** BEGIN RECORD EXCERPTS **

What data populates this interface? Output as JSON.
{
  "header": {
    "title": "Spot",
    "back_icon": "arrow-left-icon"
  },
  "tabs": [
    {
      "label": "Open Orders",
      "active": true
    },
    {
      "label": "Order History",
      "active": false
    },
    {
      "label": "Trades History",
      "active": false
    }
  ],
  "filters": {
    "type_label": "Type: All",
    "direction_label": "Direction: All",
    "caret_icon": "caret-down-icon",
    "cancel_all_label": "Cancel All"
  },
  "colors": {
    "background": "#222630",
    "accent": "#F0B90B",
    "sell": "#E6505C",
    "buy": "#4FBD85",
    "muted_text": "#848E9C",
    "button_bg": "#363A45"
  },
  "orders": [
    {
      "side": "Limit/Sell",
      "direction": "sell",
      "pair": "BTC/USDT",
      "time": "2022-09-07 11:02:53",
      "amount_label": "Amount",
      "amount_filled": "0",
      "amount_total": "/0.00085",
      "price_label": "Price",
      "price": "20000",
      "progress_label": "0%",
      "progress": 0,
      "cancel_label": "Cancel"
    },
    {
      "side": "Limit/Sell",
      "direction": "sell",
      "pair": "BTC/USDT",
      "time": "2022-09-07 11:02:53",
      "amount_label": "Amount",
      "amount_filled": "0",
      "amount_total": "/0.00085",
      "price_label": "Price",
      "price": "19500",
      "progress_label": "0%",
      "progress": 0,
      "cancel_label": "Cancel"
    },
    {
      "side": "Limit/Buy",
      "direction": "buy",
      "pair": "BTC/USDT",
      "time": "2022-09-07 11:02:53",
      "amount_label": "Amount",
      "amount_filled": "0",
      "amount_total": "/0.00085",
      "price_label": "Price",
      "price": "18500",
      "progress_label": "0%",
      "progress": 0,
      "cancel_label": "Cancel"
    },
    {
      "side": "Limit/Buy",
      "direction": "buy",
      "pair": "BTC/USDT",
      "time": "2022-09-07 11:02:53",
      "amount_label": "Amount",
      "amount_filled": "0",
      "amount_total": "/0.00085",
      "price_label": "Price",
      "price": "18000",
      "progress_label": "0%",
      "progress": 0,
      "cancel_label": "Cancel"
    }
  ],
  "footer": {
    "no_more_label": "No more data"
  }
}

** END RECORD EXCERPTS **

__DO THIS__:
All of the entries above should be written out again exactly.

__CORRECT RESULT__:
What data populates this interface? Output as JSON.
{
  "header": {
    "title": "Spot",
    "back_icon": "arrow-left-icon"
  },
  "tabs": [
    {
      "label": "Open Orders",
      "active": true
    },
    {
      "label": "Order History",
      "active": false
    },
    {
      "label": "Trades History",
      "active": false
    }
  ],
  "filters": {
    "type_label": "Type: All",
    "direction_label": "Direction: All",
    "caret_icon": "caret-down-icon",
    "cancel_all_label": "Cancel All"
  },
  "colors": {
    "background": "#222630",
    "accent": "#F0B90B",
    "sell": "#E6505C",
    "buy": "#4FBD85",
    "muted_text": "#848E9C",
    "button_bg": "#363A45"
  },
  "orders": [
    {
      "side": "Limit/Sell",
      "direction": "sell",
      "pair": "BTC/USDT",
      "time": "2022-09-07 11:02:53",
      "amount_label": "Amount",
      "amount_filled": "0",
      "amount_total": "/0.00085",
      "price_label": "Price",
      "price": "20000",
      "progress_label": "0%",
      "progress": 0,
      "cancel_label": "Cancel"
    },
    {
      "side": "Limit/Sell",
      "direction": "sell",
      "pair": "BTC/USDT",
      "time": "2022-09-07 11:02:53",
      "amount_label": "Amount",
      "amount_filled": "0",
      "amount_total": "/0.00085",
      "price_label": "Price",
      "price": "19500",
      "progress_label": "0%",
      "progress": 0,
      "cancel_label": "Cancel"
    },
    {
      "side": "Limit/Buy",
      "direction": "buy",
      "pair": "BTC/USDT",
      "time": "2022-09-07 11:02:53",
      "amount_label": "Amount",
      "amount_filled": "0",
      "amount_total": "/0.00085",
      "price_label": "Price",
      "price": "18500",
      "progress_label": "0%",
      "progress": 0,
      "cancel_label": "Cancel"
    },
    {
      "side": "Limit/Buy",
      "direction": "buy",
      "pair": "BTC/USDT",
      "time": "2022-09-07 11:02:53",
      "amount_label": "Amount",
      "amount_filled": "0",
      "amount_total": "/0.00085",
      "price_label": "Price",
      "price": "18000",
      "progress_label": "0%",
      "progress": 0,
      "cancel_label": "Cancel"
    }
  ],
  "footer": {
    "no_more_label": "No more data"
  }
}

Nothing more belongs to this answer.